[Stated goal]
Give back the full material, exactly as it reads.
Material for this task start
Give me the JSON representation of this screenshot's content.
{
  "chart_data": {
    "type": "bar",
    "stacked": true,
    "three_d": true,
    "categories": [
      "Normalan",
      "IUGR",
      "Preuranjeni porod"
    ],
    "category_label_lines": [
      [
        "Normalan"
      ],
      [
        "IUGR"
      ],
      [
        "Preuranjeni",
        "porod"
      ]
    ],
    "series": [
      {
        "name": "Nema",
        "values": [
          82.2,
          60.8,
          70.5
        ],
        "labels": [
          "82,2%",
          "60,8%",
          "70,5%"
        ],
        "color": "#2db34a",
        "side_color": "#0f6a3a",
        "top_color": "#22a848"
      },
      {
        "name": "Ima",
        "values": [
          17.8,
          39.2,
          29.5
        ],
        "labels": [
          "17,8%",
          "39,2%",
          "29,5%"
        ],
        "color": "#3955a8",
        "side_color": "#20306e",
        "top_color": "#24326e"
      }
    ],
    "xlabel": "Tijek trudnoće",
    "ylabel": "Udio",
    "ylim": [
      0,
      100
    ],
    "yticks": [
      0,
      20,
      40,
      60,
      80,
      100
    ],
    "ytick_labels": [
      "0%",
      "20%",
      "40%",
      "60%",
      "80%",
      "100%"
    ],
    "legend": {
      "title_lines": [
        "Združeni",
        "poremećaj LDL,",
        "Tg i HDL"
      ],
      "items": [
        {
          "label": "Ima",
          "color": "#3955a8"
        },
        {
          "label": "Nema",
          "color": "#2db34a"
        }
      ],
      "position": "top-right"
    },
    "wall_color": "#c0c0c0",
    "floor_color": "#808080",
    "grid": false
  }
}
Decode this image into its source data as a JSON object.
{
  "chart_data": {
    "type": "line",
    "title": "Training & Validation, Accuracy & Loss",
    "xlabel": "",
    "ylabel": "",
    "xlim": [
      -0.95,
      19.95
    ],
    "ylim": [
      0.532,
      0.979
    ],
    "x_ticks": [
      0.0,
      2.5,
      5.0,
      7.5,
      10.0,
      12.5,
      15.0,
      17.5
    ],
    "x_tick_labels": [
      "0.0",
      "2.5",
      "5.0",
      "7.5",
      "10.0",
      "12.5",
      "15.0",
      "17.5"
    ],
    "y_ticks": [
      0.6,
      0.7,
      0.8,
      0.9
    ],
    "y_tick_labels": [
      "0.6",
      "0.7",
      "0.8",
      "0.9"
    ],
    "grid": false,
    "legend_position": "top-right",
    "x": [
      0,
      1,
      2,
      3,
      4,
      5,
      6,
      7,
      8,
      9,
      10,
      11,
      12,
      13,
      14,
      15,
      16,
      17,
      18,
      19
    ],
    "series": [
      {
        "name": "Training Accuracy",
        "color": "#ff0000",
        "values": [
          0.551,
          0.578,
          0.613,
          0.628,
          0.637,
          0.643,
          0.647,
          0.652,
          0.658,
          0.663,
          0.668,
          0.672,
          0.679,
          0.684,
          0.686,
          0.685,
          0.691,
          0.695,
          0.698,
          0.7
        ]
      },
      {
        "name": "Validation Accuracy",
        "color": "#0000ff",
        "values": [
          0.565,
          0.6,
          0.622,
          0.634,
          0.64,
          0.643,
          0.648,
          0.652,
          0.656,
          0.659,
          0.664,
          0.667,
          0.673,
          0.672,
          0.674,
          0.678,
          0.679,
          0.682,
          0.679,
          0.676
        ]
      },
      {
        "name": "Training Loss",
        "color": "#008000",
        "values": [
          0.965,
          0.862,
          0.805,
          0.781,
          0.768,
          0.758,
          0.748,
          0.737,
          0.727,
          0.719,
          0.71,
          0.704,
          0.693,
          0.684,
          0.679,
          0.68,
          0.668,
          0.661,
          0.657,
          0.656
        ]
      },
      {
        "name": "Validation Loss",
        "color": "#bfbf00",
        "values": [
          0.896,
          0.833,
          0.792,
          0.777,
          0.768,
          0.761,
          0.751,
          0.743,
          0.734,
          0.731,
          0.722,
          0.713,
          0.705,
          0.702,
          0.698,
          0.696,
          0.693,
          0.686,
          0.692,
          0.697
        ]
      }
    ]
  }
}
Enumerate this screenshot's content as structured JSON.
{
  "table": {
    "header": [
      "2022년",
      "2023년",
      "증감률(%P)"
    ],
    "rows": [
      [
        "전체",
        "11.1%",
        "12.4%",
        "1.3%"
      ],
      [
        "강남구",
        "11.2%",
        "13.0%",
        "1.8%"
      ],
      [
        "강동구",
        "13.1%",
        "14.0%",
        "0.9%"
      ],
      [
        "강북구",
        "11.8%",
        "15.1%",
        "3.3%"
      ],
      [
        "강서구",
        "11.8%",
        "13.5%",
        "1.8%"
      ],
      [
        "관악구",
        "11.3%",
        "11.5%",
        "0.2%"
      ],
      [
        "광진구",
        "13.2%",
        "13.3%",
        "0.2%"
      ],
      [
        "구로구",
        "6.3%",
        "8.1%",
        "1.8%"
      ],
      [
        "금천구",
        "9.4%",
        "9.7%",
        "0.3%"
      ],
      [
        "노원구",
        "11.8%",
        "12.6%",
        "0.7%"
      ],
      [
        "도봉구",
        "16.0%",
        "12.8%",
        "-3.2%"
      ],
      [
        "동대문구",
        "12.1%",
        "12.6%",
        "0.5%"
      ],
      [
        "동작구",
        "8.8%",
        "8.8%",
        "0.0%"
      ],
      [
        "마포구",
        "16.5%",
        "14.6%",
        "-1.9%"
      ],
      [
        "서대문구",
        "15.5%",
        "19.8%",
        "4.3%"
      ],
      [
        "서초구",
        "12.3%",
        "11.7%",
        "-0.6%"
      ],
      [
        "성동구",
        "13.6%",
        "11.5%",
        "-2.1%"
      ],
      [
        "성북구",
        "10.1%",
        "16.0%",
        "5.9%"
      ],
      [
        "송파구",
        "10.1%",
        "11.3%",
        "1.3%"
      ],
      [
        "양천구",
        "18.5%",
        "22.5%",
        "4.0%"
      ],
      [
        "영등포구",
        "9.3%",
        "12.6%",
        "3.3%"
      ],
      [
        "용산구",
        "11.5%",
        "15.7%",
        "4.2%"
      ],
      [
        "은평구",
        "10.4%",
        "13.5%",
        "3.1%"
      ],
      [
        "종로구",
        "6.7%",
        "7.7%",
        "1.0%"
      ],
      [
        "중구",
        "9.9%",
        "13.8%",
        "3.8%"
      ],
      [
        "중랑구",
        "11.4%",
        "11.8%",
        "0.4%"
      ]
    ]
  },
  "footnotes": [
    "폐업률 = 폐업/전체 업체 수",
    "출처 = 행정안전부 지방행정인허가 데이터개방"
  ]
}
Material for this task end
[Exercise result]
Give me the JSON representation of this screenshot's content.
{
  "chart_data": {
    "type": "bar",
    "stacked": true,
    "three_d": true,
    "categories": [
      "Normalan",
      "IUGR",
      "Preuranjeni porod"
    ],
    "category_label_lines": [
      [
        "Normalan"
      ],
      [
        "IUGR"
      ],
      [
        "Preuranjeni",
        "porod"
      ]
    ],
    "series": [
      {
        "name": "Nema",
        "values": [
          82.2,
          60.8,
          70.5
        ],
        "labels": [
          "82,2%",
          "60,8%",
          "70,5%"
        ],
        "color": "#2db34a",
        "side_color": "#0f6a3a",
        "top_color": "#22a848"
      },
      {
        "name": "Ima",
        "values": [
          17.8,
          39.2,
          29.5
        ],
        "labels": [
          "17,8%",
          "39,2%",
          "29,5%"
        ],
        "color": "#3955a8",
        "side_color": "#20306e",
        "top_color": "#24326e"
      }
    ],
    "xlabel": "Tijek trudnoće",
    "ylabel": "Udio",
    "ylim": [
      0,
      100
    ],
    "yticks": [
      0,
      20,
      40,
      60,
      80,
      100
    ],
    "ytick_labels": [
      "0%",
      "20%",
      "40%",
      "60%",
      "80%",
      "100%"
    ],
    "legend": {
      "title_lines": [
        "Združeni",
        "poremećaj LDL,",
        "Tg i HDL"
      ],
      "items": [
        {
          "label": "Ima",
          "color": "#3955a8"
        },
        {
          "label": "Nema",
          "color": "#2db34a"
        }
      ],
      "position": "top-right"
    },
    "wall_color": "#c0c0c0",
    "floor_color": "#808080",
    "grid": false
  }
}
Decode this image into its source data as a JSON object.
{
  "chart_data": {
    "type": "line",
    "title": "Training & Validation, Accuracy & Loss",
    "xlabel": "",
    "ylabel": "",
    "xlim": [
      -0.95,
      19.95
    ],
    "ylim": [
      0.532,
      0.979
    ],
    "x_ticks": [
      0.0,
      2.5,
      5.0,
      7.5,
      10.0,
      12.5,
      15.0,
      17.5
    ],
    "x_tick_labels": [
      "0.0",
      "2.5",
      "5.0",
      "7.5",
      "10.0",
      "12.5",
      "15.0",
      "17.5"
    ],
    "y_ticks": [
      0.6,
      0.7,
      0.8,
      0.9
    ],
    "y_tick_labels": [
      "0.6",
      "0.7",
      "0.8",
      "0.9"
    ],
    "grid": false,
    "legend_position": "top-right",
    "x": [
      0,
      1,
      2,
      3,
      4,
      5,
      6,
      7,
      8,
      9,
      10,
      11,
      12,
      13,
      14,
      15,
      16,
      17,
      18,
      19
    ],
    "series": [
      {
        "name": "Training Accuracy",
        "color": "#ff0000",
        "values": [
          0.551,
          0.578,
          0.613,
          0.628,
          0.637,
          0.643,
          0.647,
          0.652,
          0.658,
          0.663,
          0.668,
          0.672,
          0.679,
          0.684,
          0.686,
          0.685,
          0.691,
          0.695,
          0.698,
          0.7
        ]
      },
      {
        "name": "Validation Accuracy",
        "color": "#0000ff",
        "values": [
          0.565,
          0.6,
          0.622,
          0.634,
          0.64,
          0.643,
          0.648,
          0.652,
          0.656,
          0.659,
          0.664,
          0.667,
          0.673,
          0.672,
          0.674,
          0.678,
          0.679,
          0.682,
          0.679,
          0.676
        ]
      },
      {
        "name": "Training Loss",
        "color": "#008000",
        "values": [
          0.965,
          0.862,
          0.805,
          0.781,
          0.768,
          0.758,
          0.748,
          0.737,
          0.727,
          0.719,
          0.71,
          0.704,
          0.693,
          0.684,
          0.679,
          0.68,
          0.668,
          0.661,
          0.657,
          0.656
        ]
      },
      {
        "name": "Validation Loss",
        "color": "#bfbf00",
        "values": [
          0.896,
          0.833,
          0.792,
          0.777,
          0.768,
          0.761,
          0.751,
          0.743,
          0.734,
          0.731,
          0.722,
          0.713,
          0.705,
          0.702,
          0.698,
          0.696,
          0.693,
          0.686,
          0.692,
          0.697
        ]
      }
    ]
  }
}
Enumerate this screenshot's content as structured JSON.
{
  "table": {
    "header": [
      "2022년",
      "2023년",
      "증감률(%P)"
    ],
    "rows": [
      [
        "전체",
        "11.1%",
        "12.4%",
        "1.3%"
      ],
      [
        "강남구",
        "11.2%",
        "13.0%",
        "1.8%"
      ],
      [
        "강동구",
        "13.1%",
        "14.0%",
        "0.9%"
      ],
      [
        "강북구",
        "11.8%",
        "15.1%",
        "3.3%"
      ],
      [
        "강서구",
        "11.8%",
        "13.5%",
        "1.8%"
      ],
      [
        "관악구",
        "11.3%",
        "11.5%",
        "0.2%"
      ],
      [
        "광진구",
        "13.2%",
        "13.3%",
        "0.2%"
      ],
      [
        "구로구",
        "6.3%",
        "8.1%",
        "1.8%"
      ],
      [
        "금천구",
        "9.4%",
        "9.7%",
        "0.3%"
      ],
      [
        "노원구",
        "11.8%",
        "12.6%",
        "0.7%"
      ],
      [
        "도봉구",
        "16.0%",
        "12.8%",
        "-3.2%"
      ],
      [
        "동대문구",
        "12.1%",
        "12.6%",
        "0.5%"
      ],
      [
        "동작구",
        "8.8%",
        "8.8%",
        "0.0%"
      ],
      [
        "마포구",
        "16.5%",
        "14.6%",
        "-1.9%"
      ],
      [
        "서대문구",
        "15.5%",
        "19.8%",
        "4.3%"
      ],
      [
        "서초구",
        "12.3%",
        "11.7%",
        "-0.6%"
      ],
      [
        "성동구",
        "13.6%",
        "11.5%",
        "-2.1%"
      ],
      [
        "성북구",
        "10.1%",
        "16.0%",
        "5.9%"
      ],
      [
        "송파구",
        "10.1%",
        "11.3%",
        "1.3%"
      ],
      [
        "양천구",
        "18.5%",
        "22.5%",
        "4.0%"
      ],
      [
        "영등포구",
        "9.3%",
        "12.6%",
        "3.3%"
      ],
      [
        "용산구",
        "11.5%",
        "15.7%",
        "4.2%"
      ],
      [
        "은평구",
        "10.4%",
        "13.5%",
        "3.1%"
      ],
      [
        "종로구",
        "6.7%",
        "7.7%",
        "1.0%"
      ],
      [
        "중구",
        "9.9%",
        "13.8%",
        "3.8%"
      ],
      [
        "중랑구",
        "11.4%",
        "11.8%",
        "0.4%"
      ]
    ]
  },
  "footnotes": [
    "폐업률 = 폐업/전체 업체 수",
    "출처 = 행정안전부 지방행정인허가 데이터개방"
  ]
}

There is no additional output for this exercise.